**Task to carry out**. Keep the pictures out of the copy and print all the entries below exactly.

**Exercise input**.
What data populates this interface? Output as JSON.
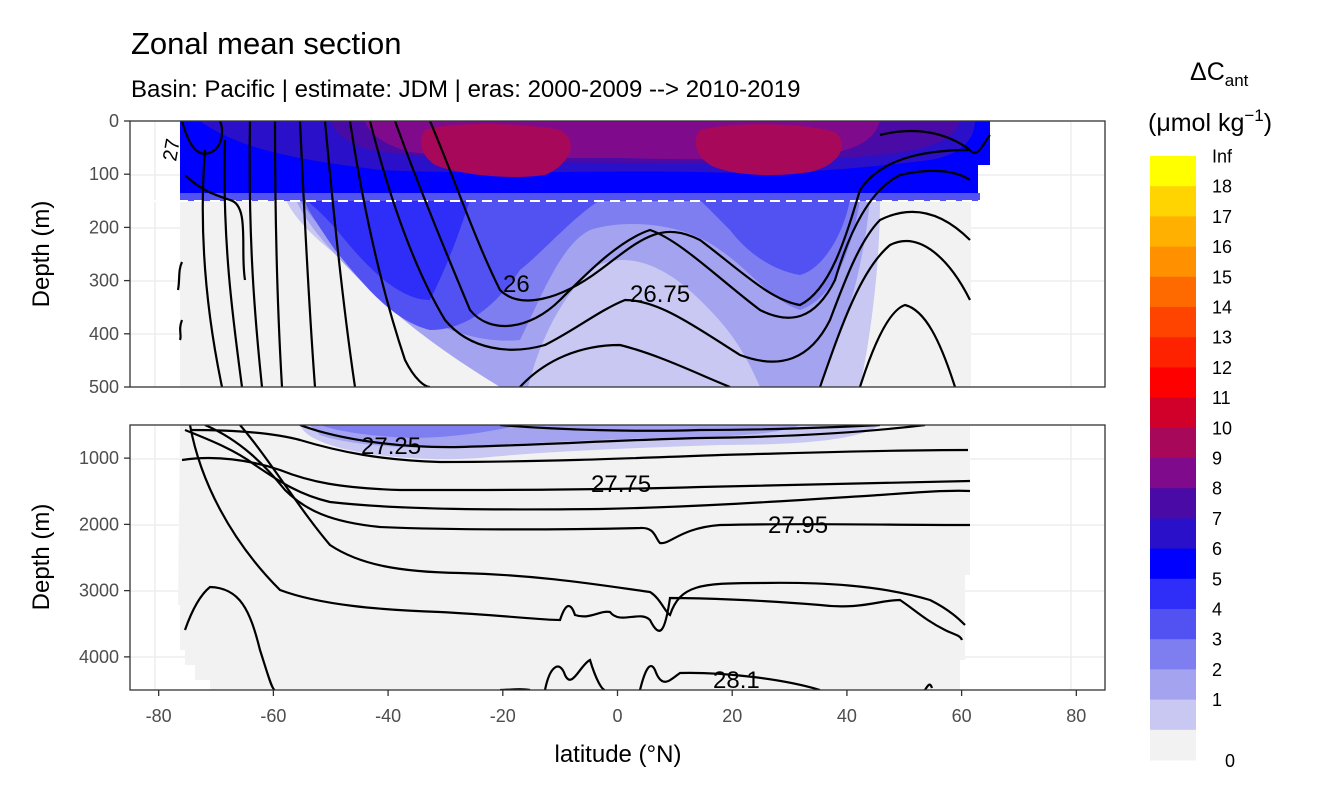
{
  "title": "Zonal mean section",
  "subtitle": "Basin: Pacific | estimate: JDM  | eras: 2000-2009 --> 2010-2019",
  "chart_data": {
    "type": "contour",
    "title": "Zonal mean section",
    "subtitle": "Basin: Pacific | estimate: JDM  | eras: 2000-2009 --> 2010-2019",
    "xlabel": "latitude (°N)",
    "ylabel": "Depth (m)",
    "xlim": [
      -85,
      85
    ],
    "x_ticks": [
      -80,
      -60,
      -40,
      -20,
      0,
      20,
      40,
      60,
      80
    ],
    "x_tick_labels": [
      "-80",
      "-60",
      "-40",
      "-20",
      "0",
      "20",
      "40",
      "60",
      "80"
    ],
    "panels": [
      {
        "name": "upper",
        "ylim": [
          500,
          0
        ],
        "y_ticks": [
          0,
          100,
          200,
          300,
          400,
          500
        ],
        "y_tick_labels": [
          "0",
          "100",
          "200",
          "300",
          "400",
          "500"
        ],
        "reference_depth": 150
      },
      {
        "name": "lower",
        "ylim": [
          4500,
          500
        ],
        "y_ticks": [
          1000,
          2000,
          3000,
          4000
        ],
        "y_tick_labels": [
          "1000",
          "2000",
          "3000",
          "4000"
        ]
      }
    ],
    "data_extent": {
      "lat_min": -76,
      "lat_max_upper": 64,
      "lat_max_deep": 61
    },
    "legend": {
      "title_main": "ΔC",
      "title_sub": "ant",
      "title_unit": "(μmol kg",
      "title_sup": "−1",
      "title_close": ")",
      "position": "right",
      "bins": [
        "0",
        "1",
        "2",
        "3",
        "4",
        "5",
        "6",
        "7",
        "8",
        "9",
        "10",
        "11",
        "12",
        "13",
        "14",
        "15",
        "16",
        "17",
        "18",
        "Inf"
      ],
      "colors": [
        "#f2f2f2",
        "#c8c8f2",
        "#a3a3f0",
        "#7e7ef0",
        "#5252f2",
        "#2e2ef8",
        "#0000ff",
        "#2a10c8",
        "#4a0aa6",
        "#800a8c",
        "#a8085a",
        "#d0002a",
        "#ff0000",
        "#ff2200",
        "#ff4400",
        "#ff6a00",
        "#ff9000",
        "#ffb000",
        "#ffd400",
        "#ffff00"
      ]
    },
    "contour_labels": [
      {
        "text": "26",
        "lat": -18,
        "depth": 305,
        "panel": "upper"
      },
      {
        "text": "26.75",
        "lat": 9,
        "depth": 325,
        "panel": "upper"
      },
      {
        "text": "27",
        "lat": -77,
        "depth": 60,
        "panel": "upper"
      },
      {
        "text": "27.25",
        "lat": -38,
        "depth": 800,
        "panel": "lower"
      },
      {
        "text": "27.75",
        "lat": 1,
        "depth": 1380,
        "panel": "lower"
      },
      {
        "text": "27.95",
        "lat": 30,
        "depth": 2000,
        "panel": "lower"
      },
      {
        "text": "28.1",
        "lat": 19,
        "depth": 4300,
        "panel": "lower"
      }
    ]
  }
}
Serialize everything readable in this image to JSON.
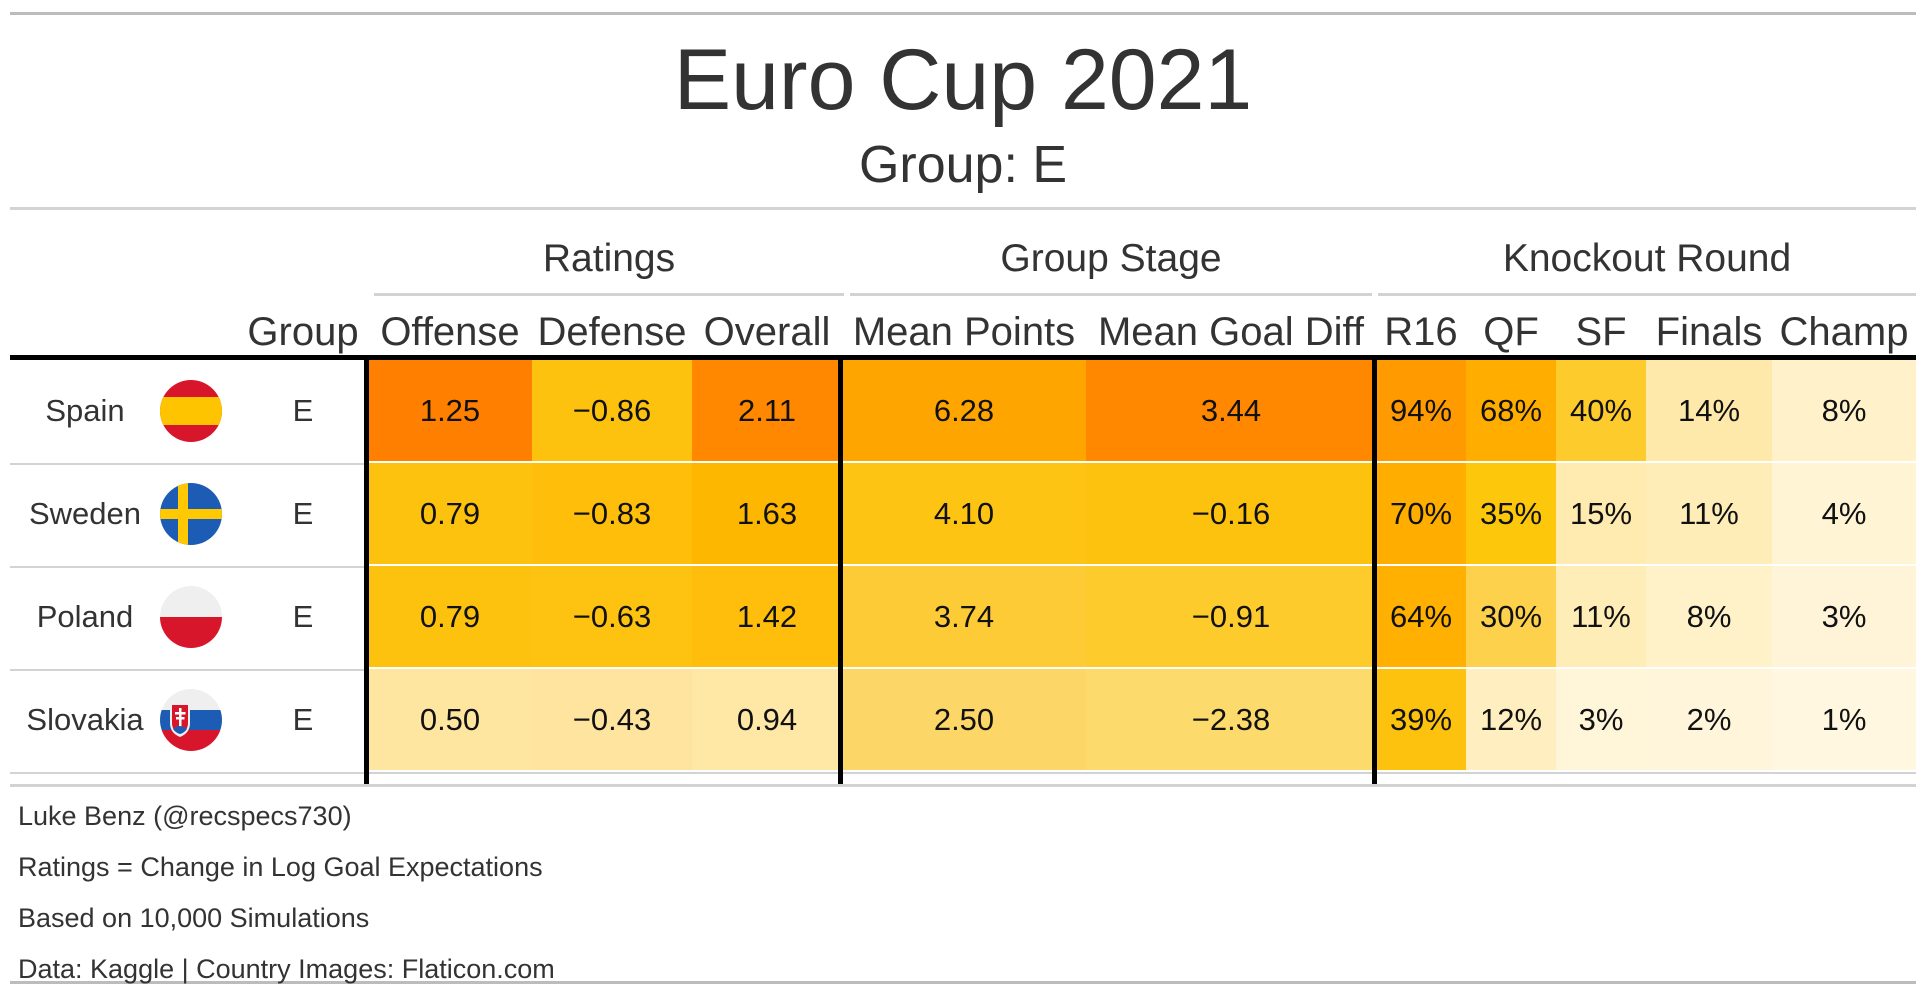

**Answer to this problem**.
What data populates this interface? Output as JSON.
{
  "title": "Zonal mean section",
  "subtitle": "Basin: Pacific | estimate: JDM  | eras: 2000-2009 --> 2010-2019",
  "chart_data": {
    "type": "contour",
    "title": "Zonal mean section",
    "subtitle": "Basin: Pacific | estimate: JDM  | eras: 2000-2009 --> 2010-2019",
    "xlabel": "latitude (°N)",
    "ylabel": "Depth (m)",
    "xlim": [
      -85,
      85
    ],
    "x_ticks": [
      -80,
      -60,
      -40,
      -20,
      0,
      20,
      40,
      60,
      80
    ],
    "x_tick_labels": [
      "-80",
      "-60",
      "-40",
      "-20",
      "0",
      "20",
      "40",
      "60",
      "80"
    ],
    "panels": [
      {
        "name": "upper",
        "ylim": [
          500,
          0
        ],
        "y_ticks": [
          0,
          100,
          200,
          300,
          400,
          500
        ],
        "y_tick_labels": [
          "0",
          "100",
          "200",
          "300",
          "400",
          "500"
        ],
        "reference_depth": 150
      },
      {
        "name": "lower",
        "ylim": [
          4500,
          500
        ],
        "y_ticks": [
          1000,
          2000,
          3000,
          4000
        ],
        "y_tick_labels": [
          "1000",
          "2000",
          "3000",
          "4000"
        ]
      }
    ],
    "data_extent": {
      "lat_min": -76,
      "lat_max_upper": 64,
      "lat_max_deep": 61
    },
    "legend": {
      "title_main": "ΔC",
      "title_sub": "ant",
      "title_unit": "(μmol kg",
      "title_sup": "−1",
      "title_close": ")",
      "position": "right",
      "bins": [
        "0",
        "1",
        "2",
        "3",
        "4",
        "5",
        "6",
        "7",
        "8",
        "9",
        "10",
        "11",
        "12",
        "13",
        "14",
        "15",
        "16",
        "17",
        "18",
        "Inf"
      ],
      "colors": [
        "#f2f2f2",
        "#c8c8f2",
        "#a3a3f0",
        "#7e7ef0",
        "#5252f2",
        "#2e2ef8",
        "#0000ff",
        "#2a10c8",
        "#4a0aa6",
        "#800a8c",
        "#a8085a",
        "#d0002a",
        "#ff0000",
        "#ff2200",
        "#ff4400",
        "#ff6a00",
        "#ff9000",
        "#ffb000",
        "#ffd400",
        "#ffff00"
      ]
    },
    "contour_labels": [
      {
        "text": "26",
        "lat": -18,
        "depth": 305,
        "panel": "upper"
      },
      {
        "text": "26.75",
        "lat": 9,
        "depth": 325,
        "panel": "upper"
      },
      {
        "text": "27",
        "lat": -77,
        "depth": 60,
        "panel": "upper"
      },
      {
        "text": "27.25",
        "lat": -38,
        "depth": 800,
        "panel": "lower"
      },
      {
        "text": "27.75",
        "lat": 1,
        "depth": 1380,
        "panel": "lower"
      },
      {
        "text": "27.95",
        "lat": 30,
        "depth": 2000,
        "panel": "lower"
      },
      {
        "text": "28.1",
        "lat": 19,
        "depth": 4300,
        "panel": "lower"
      }
    ]
  }
}
Serialize everything readable in this image to JSON.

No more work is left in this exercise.